**Your objective:**
Read through the records below and copy each line that uses the word "band".

-- start Dataset records --

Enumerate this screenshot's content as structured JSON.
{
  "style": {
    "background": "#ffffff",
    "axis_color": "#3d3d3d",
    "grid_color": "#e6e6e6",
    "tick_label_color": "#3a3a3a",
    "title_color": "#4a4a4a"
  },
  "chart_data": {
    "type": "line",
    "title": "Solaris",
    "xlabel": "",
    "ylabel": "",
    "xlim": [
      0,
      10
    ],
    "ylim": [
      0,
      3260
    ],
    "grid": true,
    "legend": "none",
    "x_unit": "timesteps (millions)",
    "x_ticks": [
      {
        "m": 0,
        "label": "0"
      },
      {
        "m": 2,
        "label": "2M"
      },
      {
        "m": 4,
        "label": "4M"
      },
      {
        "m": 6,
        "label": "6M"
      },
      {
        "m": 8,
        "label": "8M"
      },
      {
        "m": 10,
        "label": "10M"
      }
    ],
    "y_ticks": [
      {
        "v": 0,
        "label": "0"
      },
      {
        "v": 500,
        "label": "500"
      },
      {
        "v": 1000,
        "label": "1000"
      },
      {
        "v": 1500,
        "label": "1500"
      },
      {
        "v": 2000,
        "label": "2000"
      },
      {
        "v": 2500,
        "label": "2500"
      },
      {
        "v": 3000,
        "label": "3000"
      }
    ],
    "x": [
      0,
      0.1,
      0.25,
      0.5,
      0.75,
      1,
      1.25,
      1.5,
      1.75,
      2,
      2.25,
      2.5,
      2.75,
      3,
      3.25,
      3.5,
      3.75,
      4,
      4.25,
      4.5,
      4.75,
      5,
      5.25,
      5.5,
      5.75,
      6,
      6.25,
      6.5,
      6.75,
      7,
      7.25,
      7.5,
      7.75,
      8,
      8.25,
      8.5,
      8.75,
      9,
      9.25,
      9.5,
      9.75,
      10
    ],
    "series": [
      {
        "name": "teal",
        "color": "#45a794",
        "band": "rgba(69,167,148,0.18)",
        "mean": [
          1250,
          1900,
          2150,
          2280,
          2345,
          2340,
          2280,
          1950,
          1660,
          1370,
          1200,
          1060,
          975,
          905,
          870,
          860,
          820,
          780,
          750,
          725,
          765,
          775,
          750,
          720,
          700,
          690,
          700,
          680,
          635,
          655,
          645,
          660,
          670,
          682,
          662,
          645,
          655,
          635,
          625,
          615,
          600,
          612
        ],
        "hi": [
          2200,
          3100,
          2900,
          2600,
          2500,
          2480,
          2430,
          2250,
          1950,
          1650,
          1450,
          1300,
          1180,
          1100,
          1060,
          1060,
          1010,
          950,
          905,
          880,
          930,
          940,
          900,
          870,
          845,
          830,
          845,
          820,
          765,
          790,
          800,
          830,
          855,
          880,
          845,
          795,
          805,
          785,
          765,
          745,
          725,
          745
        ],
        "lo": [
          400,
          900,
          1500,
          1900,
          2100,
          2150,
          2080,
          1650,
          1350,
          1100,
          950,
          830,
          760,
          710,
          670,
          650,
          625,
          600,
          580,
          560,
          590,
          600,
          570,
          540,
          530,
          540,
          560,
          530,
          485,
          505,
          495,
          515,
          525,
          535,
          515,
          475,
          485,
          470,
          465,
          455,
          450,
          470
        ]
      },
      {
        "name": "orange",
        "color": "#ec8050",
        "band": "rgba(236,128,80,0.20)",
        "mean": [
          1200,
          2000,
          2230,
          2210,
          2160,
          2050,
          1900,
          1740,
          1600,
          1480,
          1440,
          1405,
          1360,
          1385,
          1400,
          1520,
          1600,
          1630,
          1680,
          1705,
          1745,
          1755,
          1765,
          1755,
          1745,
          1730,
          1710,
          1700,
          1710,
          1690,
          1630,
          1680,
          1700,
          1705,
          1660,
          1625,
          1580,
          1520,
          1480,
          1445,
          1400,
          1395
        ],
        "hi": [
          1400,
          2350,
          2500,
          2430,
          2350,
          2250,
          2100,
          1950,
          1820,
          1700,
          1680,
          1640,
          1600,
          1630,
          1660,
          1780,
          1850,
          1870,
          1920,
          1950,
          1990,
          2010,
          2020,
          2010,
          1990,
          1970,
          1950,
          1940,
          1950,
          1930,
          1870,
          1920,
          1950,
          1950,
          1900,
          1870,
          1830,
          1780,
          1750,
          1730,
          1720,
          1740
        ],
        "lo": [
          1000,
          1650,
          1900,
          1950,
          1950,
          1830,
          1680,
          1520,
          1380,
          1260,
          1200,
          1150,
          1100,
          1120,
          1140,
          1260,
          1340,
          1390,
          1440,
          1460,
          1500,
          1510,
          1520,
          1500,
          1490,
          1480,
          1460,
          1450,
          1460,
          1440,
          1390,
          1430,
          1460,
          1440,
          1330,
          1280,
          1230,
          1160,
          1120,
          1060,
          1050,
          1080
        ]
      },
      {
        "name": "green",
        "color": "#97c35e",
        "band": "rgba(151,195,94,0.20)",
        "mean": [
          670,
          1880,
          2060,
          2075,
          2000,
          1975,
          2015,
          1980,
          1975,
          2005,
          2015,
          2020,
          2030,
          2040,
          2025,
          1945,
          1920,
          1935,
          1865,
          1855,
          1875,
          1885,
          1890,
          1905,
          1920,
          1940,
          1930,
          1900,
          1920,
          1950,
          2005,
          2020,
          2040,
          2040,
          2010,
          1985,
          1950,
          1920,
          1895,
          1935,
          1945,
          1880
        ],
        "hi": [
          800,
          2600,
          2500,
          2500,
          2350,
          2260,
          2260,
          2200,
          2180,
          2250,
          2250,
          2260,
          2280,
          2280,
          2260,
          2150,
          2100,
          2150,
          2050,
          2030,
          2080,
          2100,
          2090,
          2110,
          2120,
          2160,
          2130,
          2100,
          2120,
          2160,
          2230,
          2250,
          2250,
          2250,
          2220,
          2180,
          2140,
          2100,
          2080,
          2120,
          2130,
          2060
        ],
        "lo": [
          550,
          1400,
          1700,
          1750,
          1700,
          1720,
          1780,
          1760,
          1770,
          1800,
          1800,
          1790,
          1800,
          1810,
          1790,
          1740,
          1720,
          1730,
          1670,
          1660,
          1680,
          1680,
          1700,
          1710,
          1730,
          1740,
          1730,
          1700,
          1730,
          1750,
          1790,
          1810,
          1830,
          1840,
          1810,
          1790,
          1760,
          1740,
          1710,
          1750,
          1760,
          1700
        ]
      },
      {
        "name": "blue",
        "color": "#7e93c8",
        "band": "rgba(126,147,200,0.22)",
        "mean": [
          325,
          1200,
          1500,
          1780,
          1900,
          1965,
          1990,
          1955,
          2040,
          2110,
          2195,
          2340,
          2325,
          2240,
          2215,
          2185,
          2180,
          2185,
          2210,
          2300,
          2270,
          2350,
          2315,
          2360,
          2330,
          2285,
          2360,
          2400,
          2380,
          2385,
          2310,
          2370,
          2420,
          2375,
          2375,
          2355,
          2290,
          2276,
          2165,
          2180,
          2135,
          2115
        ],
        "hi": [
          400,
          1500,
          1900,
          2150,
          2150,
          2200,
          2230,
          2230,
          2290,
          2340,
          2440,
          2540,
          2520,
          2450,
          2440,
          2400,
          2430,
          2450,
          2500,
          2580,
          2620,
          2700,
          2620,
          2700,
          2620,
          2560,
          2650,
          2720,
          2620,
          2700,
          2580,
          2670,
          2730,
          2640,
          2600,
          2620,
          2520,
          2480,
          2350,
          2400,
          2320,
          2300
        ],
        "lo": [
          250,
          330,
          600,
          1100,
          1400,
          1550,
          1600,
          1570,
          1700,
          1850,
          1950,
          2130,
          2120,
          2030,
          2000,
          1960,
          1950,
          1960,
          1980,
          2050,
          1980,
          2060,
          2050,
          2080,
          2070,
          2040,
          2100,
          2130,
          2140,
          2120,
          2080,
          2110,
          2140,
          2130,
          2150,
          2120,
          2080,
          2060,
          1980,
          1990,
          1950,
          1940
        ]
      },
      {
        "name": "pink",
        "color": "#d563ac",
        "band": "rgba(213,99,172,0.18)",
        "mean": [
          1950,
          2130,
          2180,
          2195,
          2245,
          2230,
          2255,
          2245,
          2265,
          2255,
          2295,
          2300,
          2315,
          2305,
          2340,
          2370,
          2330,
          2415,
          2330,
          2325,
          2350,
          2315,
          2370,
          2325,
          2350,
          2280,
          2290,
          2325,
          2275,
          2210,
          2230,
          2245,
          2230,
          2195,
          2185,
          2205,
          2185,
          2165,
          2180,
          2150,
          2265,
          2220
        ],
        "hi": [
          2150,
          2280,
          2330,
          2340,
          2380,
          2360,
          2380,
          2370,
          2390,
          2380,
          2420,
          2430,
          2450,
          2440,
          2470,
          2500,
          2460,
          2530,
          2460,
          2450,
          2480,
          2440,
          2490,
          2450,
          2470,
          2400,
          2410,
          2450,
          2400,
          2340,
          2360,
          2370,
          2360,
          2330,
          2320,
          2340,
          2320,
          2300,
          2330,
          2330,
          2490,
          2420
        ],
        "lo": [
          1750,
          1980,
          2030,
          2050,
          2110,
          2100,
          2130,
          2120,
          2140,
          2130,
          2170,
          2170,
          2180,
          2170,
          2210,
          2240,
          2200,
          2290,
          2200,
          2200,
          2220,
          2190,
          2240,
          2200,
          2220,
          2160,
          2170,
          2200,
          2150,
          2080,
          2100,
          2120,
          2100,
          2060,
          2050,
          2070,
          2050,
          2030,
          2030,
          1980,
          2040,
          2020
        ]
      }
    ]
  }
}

-- end Dataset records --

**Response for this exercise:**
        "band": "rgba(69,167,148,0.18)",
        "band": "rgba(236,128,80,0.20)",
        "band": "rgba(151,195,94,0.20)",
        "band": "rgba(126,147,200,0.22)",
        "band": "rgba(213,99,172,0.18)",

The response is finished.